→ STATED TASK: Collect every line below that contains the word "title".

→ Stored dataset items:
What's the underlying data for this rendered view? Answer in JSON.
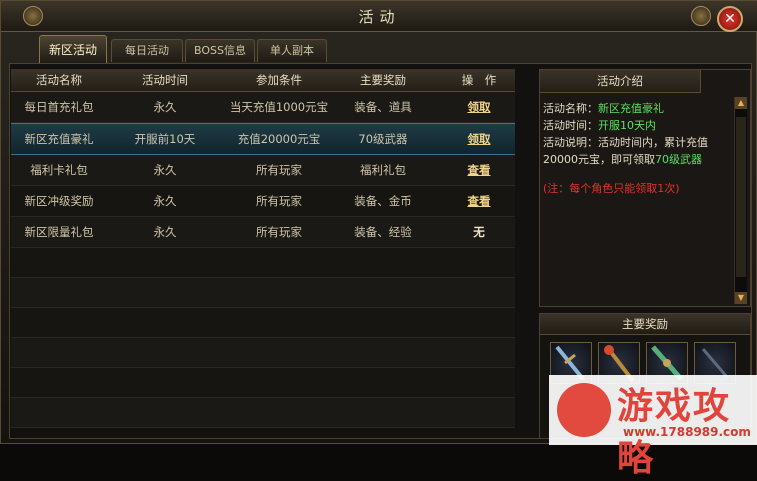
{
  "window": {
    "title": "活动"
  },
  "tabs": [
    {
      "label": "新区活动",
      "active": true
    },
    {
      "label": "每日活动",
      "active": false
    },
    {
      "label": "BOSS信息",
      "active": false
    },
    {
      "label": "单人副本",
      "active": false
    }
  ],
  "table": {
    "headers": [
      "活动名称",
      "活动时间",
      "参加条件",
      "主要奖励",
      "操　作"
    ],
    "rows": [
      {
        "name": "每日首充礼包",
        "time": "永久",
        "condition": "当天充值1000元宝",
        "reward": "装备、道具",
        "action": "领取"
      },
      {
        "name": "新区充值豪礼",
        "time": "开服前10天",
        "condition": "充值20000元宝",
        "reward": "70级武器",
        "action": "领取"
      },
      {
        "name": "福利卡礼包",
        "time": "永久",
        "condition": "所有玩家",
        "reward": "福利礼包",
        "action": "查看"
      },
      {
        "name": "新区冲级奖励",
        "time": "永久",
        "condition": "所有玩家",
        "reward": "装备、金币",
        "action": "查看"
      },
      {
        "name": "新区限量礼包",
        "time": "永久",
        "condition": "所有玩家",
        "reward": "装备、经验",
        "action": "无"
      }
    ]
  },
  "intro": {
    "title": "活动介绍",
    "name_label": "活动名称：",
    "name_value": "新区充值豪礼",
    "time_label": "活动时间：",
    "time_value": "开服10天内",
    "desc_label": "活动说明：",
    "desc_text": "活动时间内，累计充值20000元宝，即可领取",
    "desc_value": "70级武器",
    "note": "(注：每个角色只能领取1次)"
  },
  "rewards": {
    "title": "主要奖励"
  },
  "watermark": {
    "title": "游戏攻略",
    "url": "www.1788989.com"
  },
  "colors": {
    "highlight": "#5fe05f",
    "note": "#e0332b",
    "selected_row": "#1f3b45"
  }
}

→ PROBLEM SOLUTION:
    "title": "活动"
    "title": "活动介绍",
    "title": "主要奖励"
    "title": "游戏攻略",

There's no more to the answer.